The task —
Provide nothing but the number of lines containing the string "name".

Records that describe figures:
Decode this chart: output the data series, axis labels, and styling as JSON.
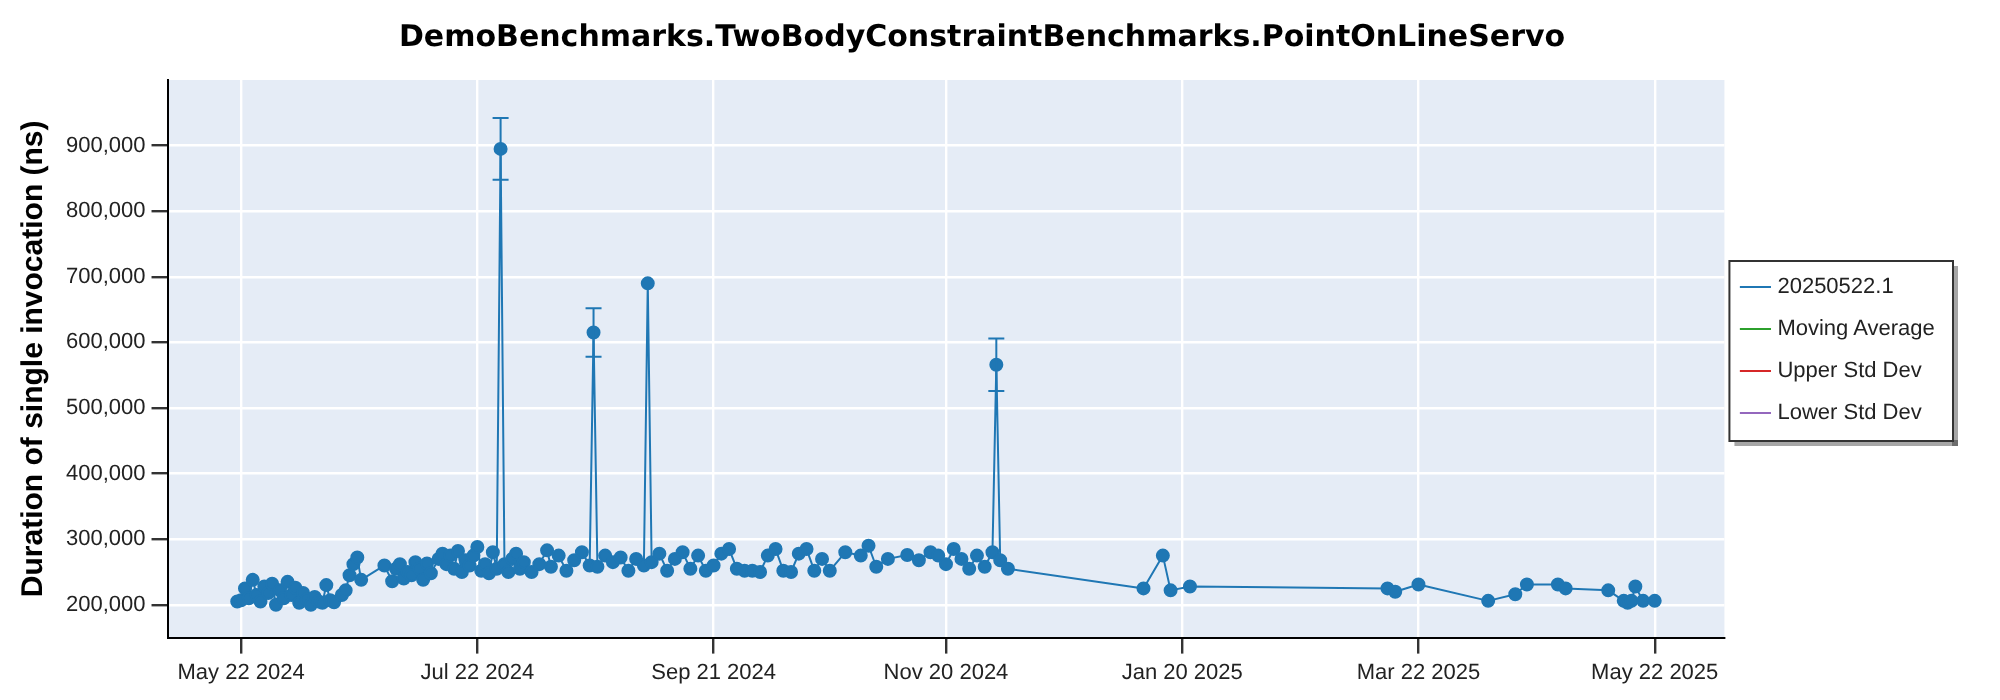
{
  "chart_data": {
    "type": "line",
    "title": "DemoBenchmarks.TwoBodyConstraintBenchmarks.PointOnLineServo",
    "ylabel": "Duration of single invocation (ns)",
    "x": [
      "2024-05-21",
      "2024-05-22",
      "2024-05-23",
      "2024-05-24",
      "2024-05-25",
      "2024-05-26",
      "2024-05-27",
      "2024-05-28",
      "2024-05-29",
      "2024-05-30",
      "2024-05-31",
      "2024-06-01",
      "2024-06-02",
      "2024-06-03",
      "2024-06-04",
      "2024-06-05",
      "2024-06-06",
      "2024-06-07",
      "2024-06-08",
      "2024-06-09",
      "2024-06-10",
      "2024-06-11",
      "2024-06-12",
      "2024-06-13",
      "2024-06-14",
      "2024-06-15",
      "2024-06-17",
      "2024-06-18",
      "2024-06-19",
      "2024-06-20",
      "2024-06-21",
      "2024-06-22",
      "2024-06-28",
      "2024-06-30",
      "2024-07-01",
      "2024-07-02",
      "2024-07-03",
      "2024-07-04",
      "2024-07-05",
      "2024-07-06",
      "2024-07-07",
      "2024-07-08",
      "2024-07-09",
      "2024-07-10",
      "2024-07-12",
      "2024-07-13",
      "2024-07-14",
      "2024-07-15",
      "2024-07-16",
      "2024-07-17",
      "2024-07-18",
      "2024-07-19",
      "2024-07-20",
      "2024-07-21",
      "2024-07-22",
      "2024-07-23",
      "2024-07-24",
      "2024-07-25",
      "2024-07-26",
      "2024-07-27",
      "2024-07-28",
      "2024-07-29",
      "2024-07-30",
      "2024-07-31",
      "2024-08-01",
      "2024-08-02",
      "2024-08-03",
      "2024-08-05",
      "2024-08-07",
      "2024-08-09",
      "2024-08-10",
      "2024-08-12",
      "2024-08-14",
      "2024-08-16",
      "2024-08-18",
      "2024-08-20",
      "2024-08-21",
      "2024-08-22",
      "2024-08-24",
      "2024-08-26",
      "2024-08-28",
      "2024-08-30",
      "2024-09-01",
      "2024-09-03",
      "2024-09-04",
      "2024-09-05",
      "2024-09-07",
      "2024-09-09",
      "2024-09-11",
      "2024-09-13",
      "2024-09-15",
      "2024-09-17",
      "2024-09-19",
      "2024-09-21",
      "2024-09-23",
      "2024-09-25",
      "2024-09-27",
      "2024-09-29",
      "2024-10-01",
      "2024-10-03",
      "2024-10-05",
      "2024-10-07",
      "2024-10-09",
      "2024-10-11",
      "2024-10-13",
      "2024-10-15",
      "2024-10-17",
      "2024-10-19",
      "2024-10-21",
      "2024-10-25",
      "2024-10-29",
      "2024-10-31",
      "2024-11-02",
      "2024-11-05",
      "2024-11-10",
      "2024-11-13",
      "2024-11-16",
      "2024-11-18",
      "2024-11-20",
      "2024-11-22",
      "2024-11-24",
      "2024-11-26",
      "2024-11-28",
      "2024-11-30",
      "2024-12-02",
      "2024-12-03",
      "2024-12-04",
      "2024-12-06",
      "2025-01-10",
      "2025-01-15",
      "2025-01-17",
      "2025-01-22",
      "2025-03-14",
      "2025-03-16",
      "2025-03-22",
      "2025-04-09",
      "2025-04-16",
      "2025-04-19",
      "2025-04-27",
      "2025-04-29",
      "2025-05-10",
      "2025-05-14",
      "2025-05-15",
      "2025-05-16",
      "2025-05-17",
      "2025-05-19",
      "2025-05-22"
    ],
    "series": [
      {
        "name": "20250522.1",
        "color": "#1f77b4",
        "values": [
          205000,
          207000,
          225000,
          210000,
          238000,
          215000,
          205000,
          228000,
          218000,
          232000,
          200000,
          222000,
          210000,
          235000,
          215000,
          226000,
          203000,
          218000,
          208000,
          200000,
          212000,
          205000,
          203000,
          230000,
          207000,
          204000,
          215000,
          222000,
          245000,
          262000,
          272000,
          238000,
          260000,
          236000,
          255000,
          262000,
          240000,
          250000,
          245000,
          265000,
          255000,
          238000,
          263000,
          248000,
          270000,
          278000,
          262000,
          275000,
          255000,
          282000,
          250000,
          268000,
          260000,
          275000,
          288000,
          252000,
          262000,
          248000,
          280000,
          255000,
          895000,
          262000,
          250000,
          270000,
          278000,
          255000,
          265000,
          250000,
          262000,
          283000,
          258000,
          275000,
          252000,
          268000,
          280000,
          260000,
          615000,
          258000,
          275000,
          265000,
          272000,
          252000,
          270000,
          260000,
          690000,
          265000,
          278000,
          252000,
          270000,
          280000,
          255000,
          275000,
          252000,
          260000,
          278000,
          285000,
          255000,
          252000,
          252000,
          250000,
          275000,
          285000,
          252000,
          250000,
          278000,
          285000,
          252000,
          270000,
          252000,
          280000,
          275000,
          290000,
          258000,
          270000,
          276000,
          268000,
          280000,
          275000,
          262000,
          285000,
          270000,
          255000,
          275000,
          258000,
          280000,
          566000,
          268000,
          255000,
          225000,
          275000,
          222000,
          228000,
          225000,
          220000,
          231000,
          206000,
          216000,
          231000,
          231000,
          225000,
          222000,
          206000,
          203000,
          206000,
          228000,
          206000,
          206000
        ],
        "errors": [
          null,
          null,
          null,
          null,
          null,
          null,
          null,
          null,
          null,
          null,
          null,
          null,
          null,
          null,
          null,
          null,
          null,
          null,
          null,
          null,
          null,
          null,
          null,
          null,
          null,
          null,
          null,
          null,
          null,
          null,
          null,
          null,
          null,
          null,
          null,
          null,
          null,
          null,
          null,
          null,
          null,
          null,
          null,
          null,
          null,
          null,
          null,
          null,
          null,
          null,
          null,
          null,
          null,
          null,
          null,
          null,
          null,
          null,
          null,
          null,
          47000,
          null,
          null,
          null,
          null,
          null,
          null,
          null,
          null,
          null,
          null,
          null,
          null,
          null,
          null,
          null,
          37000,
          null,
          null,
          null,
          null,
          null,
          null,
          null,
          null,
          null,
          null,
          null,
          null,
          null,
          null,
          null,
          null,
          null,
          null,
          null,
          null,
          null,
          null,
          null,
          null,
          null,
          null,
          null,
          null,
          null,
          null,
          null,
          null,
          null,
          null,
          null,
          null,
          null,
          null,
          null,
          null,
          null,
          null,
          null,
          null,
          null,
          null,
          null,
          null,
          40000,
          null,
          null,
          null,
          null,
          null,
          null,
          null,
          null,
          null,
          null,
          null,
          null,
          null,
          null,
          null,
          null,
          null,
          null,
          null,
          null,
          null
        ]
      },
      {
        "name": "Moving Average",
        "color": "#2ca02c",
        "values": [
          null,
          null,
          null,
          null,
          null,
          null,
          null,
          null,
          null,
          null,
          null,
          null,
          null,
          null,
          null,
          null,
          null,
          null,
          null,
          null,
          null,
          null,
          null,
          null,
          null,
          null,
          null,
          null,
          null,
          null,
          null,
          null,
          null,
          null,
          null,
          null,
          null,
          null,
          null,
          null,
          null,
          null,
          null,
          null,
          null,
          null,
          null,
          null,
          null,
          null,
          null,
          null,
          null,
          null,
          null,
          null,
          null,
          null,
          null,
          null,
          null,
          null,
          null,
          null,
          null,
          null,
          null,
          null,
          null,
          null,
          null,
          null,
          null,
          null,
          null,
          null,
          null,
          null,
          null,
          null,
          null,
          null,
          null,
          null,
          null,
          null,
          null,
          null,
          null,
          null,
          null,
          null,
          null,
          null,
          null,
          null,
          null,
          null,
          null,
          null,
          null,
          null,
          null,
          null,
          null,
          null,
          null,
          null,
          null,
          null,
          null,
          null,
          null,
          null,
          null,
          null,
          null,
          null,
          null,
          null,
          null,
          null,
          null,
          null,
          null,
          null,
          null,
          null,
          null,
          null,
          null,
          null,
          null,
          null,
          null,
          null,
          null,
          null,
          null,
          null,
          null,
          null,
          null,
          null,
          null,
          null,
          null
        ]
      },
      {
        "name": "Upper Std Dev",
        "color": "#d62728",
        "values": [
          null,
          null,
          null,
          null,
          null,
          null,
          null,
          null,
          null,
          null,
          null,
          null,
          null,
          null,
          null,
          null,
          null,
          null,
          null,
          null,
          null,
          null,
          null,
          null,
          null,
          null,
          null,
          null,
          null,
          null,
          null,
          null,
          null,
          null,
          null,
          null,
          null,
          null,
          null,
          null,
          null,
          null,
          null,
          null,
          null,
          null,
          null,
          null,
          null,
          null,
          null,
          null,
          null,
          null,
          null,
          null,
          null,
          null,
          null,
          null,
          null,
          null,
          null,
          null,
          null,
          null,
          null,
          null,
          null,
          null,
          null,
          null,
          null,
          null,
          null,
          null,
          null,
          null,
          null,
          null,
          null,
          null,
          null,
          null,
          null,
          null,
          null,
          null,
          null,
          null,
          null,
          null,
          null,
          null,
          null,
          null,
          null,
          null,
          null,
          null,
          null,
          null,
          null,
          null,
          null,
          null,
          null,
          null,
          null,
          null,
          null,
          null,
          null,
          null,
          null,
          null,
          null,
          null,
          null,
          null,
          null,
          null,
          null,
          null,
          null,
          null,
          null,
          null,
          null,
          null,
          null,
          null,
          null,
          null,
          null,
          null,
          null,
          null,
          null,
          null,
          null,
          null,
          null,
          null,
          null,
          null,
          null
        ]
      },
      {
        "name": "Lower Std Dev",
        "color": "#9467bd",
        "values": [
          null,
          null,
          null,
          null,
          null,
          null,
          null,
          null,
          null,
          null,
          null,
          null,
          null,
          null,
          null,
          null,
          null,
          null,
          null,
          null,
          null,
          null,
          null,
          null,
          null,
          null,
          null,
          null,
          null,
          null,
          null,
          null,
          null,
          null,
          null,
          null,
          null,
          null,
          null,
          null,
          null,
          null,
          null,
          null,
          null,
          null,
          null,
          null,
          null,
          null,
          null,
          null,
          null,
          null,
          null,
          null,
          null,
          null,
          null,
          null,
          null,
          null,
          null,
          null,
          null,
          null,
          null,
          null,
          null,
          null,
          null,
          null,
          null,
          null,
          null,
          null,
          null,
          null,
          null,
          null,
          null,
          null,
          null,
          null,
          null,
          null,
          null,
          null,
          null,
          null,
          null,
          null,
          null,
          null,
          null,
          null,
          null,
          null,
          null,
          null,
          null,
          null,
          null,
          null,
          null,
          null,
          null,
          null,
          null,
          null,
          null,
          null,
          null,
          null,
          null,
          null,
          null,
          null,
          null,
          null,
          null,
          null,
          null,
          null,
          null,
          null,
          null,
          null,
          null,
          null,
          null,
          null,
          null,
          null,
          null,
          null,
          null,
          null,
          null,
          null,
          null,
          null,
          null,
          null,
          null,
          null,
          null
        ]
      }
    ],
    "xlim": [
      "2024-05-03",
      "2025-06-09"
    ],
    "xticks": [
      {
        "value": "2024-05-22",
        "label": "May 22 2024"
      },
      {
        "value": "2024-07-22",
        "label": "Jul 22 2024"
      },
      {
        "value": "2024-09-21",
        "label": "Sep 21 2024"
      },
      {
        "value": "2024-11-20",
        "label": "Nov 20 2024"
      },
      {
        "value": "2025-01-20",
        "label": "Jan 20 2025"
      },
      {
        "value": "2025-03-22",
        "label": "Mar 22 2025"
      },
      {
        "value": "2025-05-22",
        "label": "May 22 2025"
      }
    ],
    "ylim": [
      150000,
      1000000
    ],
    "yticks": [
      {
        "value": 200000,
        "label": "200,000"
      },
      {
        "value": 300000,
        "label": "300,000"
      },
      {
        "value": 400000,
        "label": "400,000"
      },
      {
        "value": 500000,
        "label": "500,000"
      },
      {
        "value": 600000,
        "label": "600,000"
      },
      {
        "value": 700000,
        "label": "700,000"
      },
      {
        "value": 800000,
        "label": "800,000"
      },
      {
        "value": 900000,
        "label": "900,000"
      }
    ],
    "grid": true,
    "legend": "right",
    "marker": "circle",
    "line_style": "solid"
  }
}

Result below —
4